> _Brief_:
Rewrite all of the material below with every "ramp-curve" changed to "desirability-ramp" and everything else kept the same. Leave out the pictures.

> _Raw data_:
*****

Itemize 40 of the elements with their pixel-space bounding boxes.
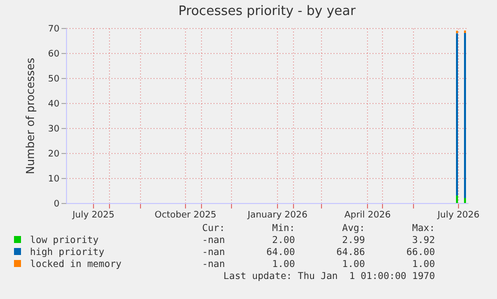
y-tick-label: 60 xyxy=(48,50,60,60)
bar xyxy=(456,30,458,34)
text: 1.00 xyxy=(341,258,365,270)
x-tick-label: July 2026 xyxy=(436,210,480,220)
y-tick-label: 20 xyxy=(48,150,60,160)
text: Max: xyxy=(411,222,435,234)
y-tick-label: 10 xyxy=(48,174,60,184)
y-tick-label: 0 xyxy=(54,200,60,210)
x-tick-label: January 2026 xyxy=(246,210,308,220)
legend-label: locked in memory xyxy=(29,258,123,270)
text: -nan xyxy=(201,246,225,258)
text: 3.92 xyxy=(411,234,435,246)
text: -nan xyxy=(201,234,225,246)
text: 2.99 xyxy=(341,234,365,246)
legend-label: high priority xyxy=(29,246,106,258)
text: 2.00 xyxy=(271,234,295,246)
text: 1.00 xyxy=(411,258,435,270)
legend-label: low priority xyxy=(29,234,100,246)
text: 64.00 xyxy=(265,246,295,258)
text: 64.86 xyxy=(335,246,365,258)
x-tick-label: July 2025 xyxy=(72,210,114,220)
bar xyxy=(464,33,466,198)
text: 1.00 xyxy=(271,258,295,270)
x-tick-label: April 2026 xyxy=(344,210,391,220)
bar xyxy=(456,33,458,196)
text: Min: xyxy=(271,222,295,234)
y-tick-label: 40 xyxy=(48,100,60,110)
text: Avg: xyxy=(341,222,365,234)
bar xyxy=(456,196,458,203)
text: 66.00 xyxy=(405,246,435,258)
text: Cur: xyxy=(201,222,225,234)
y-axis-title: Number of processes xyxy=(24,57,38,174)
chart-title: Processes priority - by year xyxy=(178,4,356,19)
y-tick-label: 30 xyxy=(48,124,60,134)
text: -nan xyxy=(201,258,225,270)
y-tick-label: 70 xyxy=(48,24,60,34)
text: Last update: Thu Jan 1 01:00:00 1970 xyxy=(222,270,435,282)
x-tick-label: October 2025 xyxy=(154,210,216,220)
bar xyxy=(464,198,466,203)
y-tick-label: 50 xyxy=(48,74,60,84)
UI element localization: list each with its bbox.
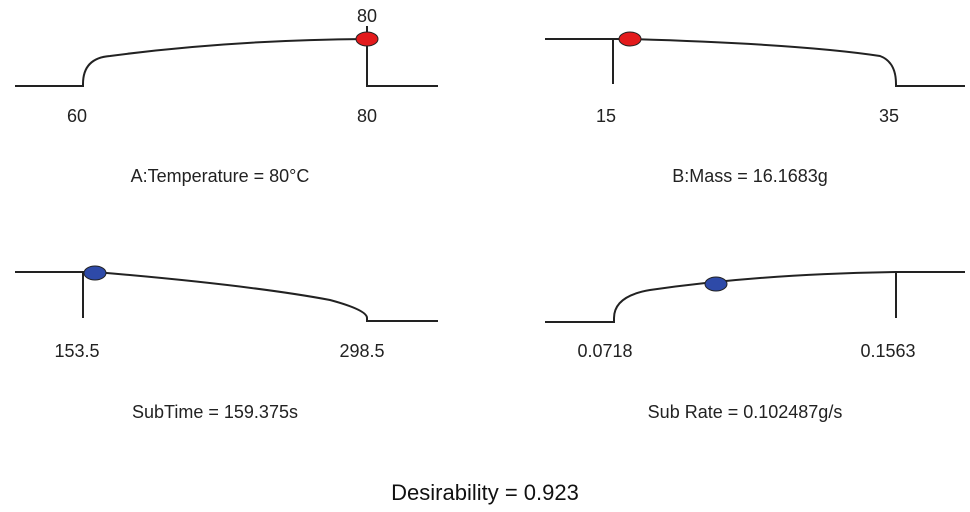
panel-mass: 15 35 B:Mass = 16.1683g [545,31,965,186]
factor-caption: Sub Rate = 0.102487g/s [648,402,843,422]
optimum-marker [355,31,379,47]
factor-caption: A:Temperature = 80°C [131,166,310,186]
high-value-label: 35 [879,106,899,126]
panel-temperature: 80 60 80 A:Temperature = 80°C [15,6,438,186]
panel-subrate: 0.0718 0.1563 Sub Rate = 0.102487g/s [545,271,965,422]
optimum-marker [618,31,642,47]
high-value-label: 80 [357,106,377,126]
high-value-label: 0.1563 [860,341,915,361]
ramp-curve [15,271,438,322]
desirability-value: Desirability = 0.923 [391,480,579,505]
low-value-label: 0.0718 [577,341,632,361]
optimum-marker [83,265,107,281]
factor-caption: B:Mass = 16.1683g [672,166,828,186]
ramp-curve [15,37,438,87]
panel-subtime: 153.5 298.5 SubTime = 159.375s [15,265,438,422]
optimum-marker [704,276,728,292]
high-value-label: 298.5 [339,341,384,361]
top-value-label: 80 [357,6,377,26]
factor-caption: SubTime = 159.375s [132,402,298,422]
ramp-curve [545,271,965,323]
ramp-curve [545,38,965,87]
low-value-label: 153.5 [54,341,99,361]
low-value-label: 15 [596,106,616,126]
low-value-label: 60 [67,106,87,126]
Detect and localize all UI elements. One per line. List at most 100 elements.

*****

> _Correct output_:
Itemize 40 of the elements with their pixel-space bounding boxes.
y-tick-label: 60 xyxy=(48,50,60,60)
bar xyxy=(456,30,458,34)
text: 1.00 xyxy=(341,258,365,270)
x-tick-label: July 2026 xyxy=(436,210,480,220)
y-tick-label: 20 xyxy=(48,150,60,160)
text: Max: xyxy=(411,222,435,234)
y-tick-label: 10 xyxy=(48,174,60,184)
y-tick-label: 0 xyxy=(54,200,60,210)
x-tick-label: January 2026 xyxy=(246,210,308,220)
legend-label: locked in memory xyxy=(29,258,123,270)
text: -nan xyxy=(201,246,225,258)
text: 3.92 xyxy=(411,234,435,246)
text: -nan xyxy=(201,234,225,246)
text: 2.99 xyxy=(341,234,365,246)
legend-label: high priority xyxy=(29,246,106,258)
text: 2.00 xyxy=(271,234,295,246)
text: 1.00 xyxy=(411,258,435,270)
legend-label: low priority xyxy=(29,234,100,246)
text: 64.00 xyxy=(265,246,295,258)
text: 64.86 xyxy=(335,246,365,258)
x-tick-label: July 2025 xyxy=(72,210,114,220)
bar xyxy=(464,33,466,198)
text: 1.00 xyxy=(271,258,295,270)
x-tick-label: April 2026 xyxy=(344,210,391,220)
bar xyxy=(456,33,458,196)
text: Min: xyxy=(271,222,295,234)
y-tick-label: 40 xyxy=(48,100,60,110)
text: Avg: xyxy=(341,222,365,234)
bar xyxy=(456,196,458,203)
text: 66.00 xyxy=(405,246,435,258)
text: Cur: xyxy=(201,222,225,234)
y-axis-title: Number of processes xyxy=(24,57,38,174)
chart-title: Processes priority - by year xyxy=(178,4,356,19)
y-tick-label: 30 xyxy=(48,124,60,134)
text: -nan xyxy=(201,258,225,270)
y-tick-label: 70 xyxy=(48,24,60,34)
text: Last update: Thu Jan 1 01:00:00 1970 xyxy=(222,270,435,282)
x-tick-label: October 2025 xyxy=(154,210,216,220)
bar xyxy=(464,198,466,203)
y-tick-label: 50 xyxy=(48,74,60,84)
UI element localization: list each with its bbox.
panel-mass: 15 35 B:Mass = 16.1683g [545,31,965,186]
factor-caption: Sub Rate = 0.102487g/s [648,402,843,422]
optimum-marker [355,31,379,47]
factor-caption: A:Temperature = 80°C [131,166,310,186]
high-value-label: 35 [879,106,899,126]
panel-temperature: 80 60 80 A:Temperature = 80°C [15,6,438,186]
panel-subrate: 0.0718 0.1563 Sub Rate = 0.102487g/s [545,271,965,422]
optimum-marker [618,31,642,47]
high-value-label: 80 [357,106,377,126]
high-value-label: 0.1563 [860,341,915,361]
desirability-ramp [15,271,438,322]
desirability-value: Desirability = 0.923 [391,480,579,505]
low-value-label: 0.0718 [577,341,632,361]
optimum-marker [83,265,107,281]
factor-caption: B:Mass = 16.1683g [672,166,828,186]
desirability-ramp [15,37,438,87]
panel-subtime: 153.5 298.5 SubTime = 159.375s [15,265,438,422]
optimum-marker [704,276,728,292]
high-value-label: 298.5 [339,341,384,361]
top-value-label: 80 [357,6,377,26]
factor-caption: SubTime = 159.375s [132,402,298,422]
desirability-ramp [545,271,965,323]
desirability-ramp [545,38,965,87]
low-value-label: 153.5 [54,341,99,361]
low-value-label: 15 [596,106,616,126]
low-value-label: 60 [67,106,87,126]
Detect and localize all UI elements. One per line. List at most 100 elements.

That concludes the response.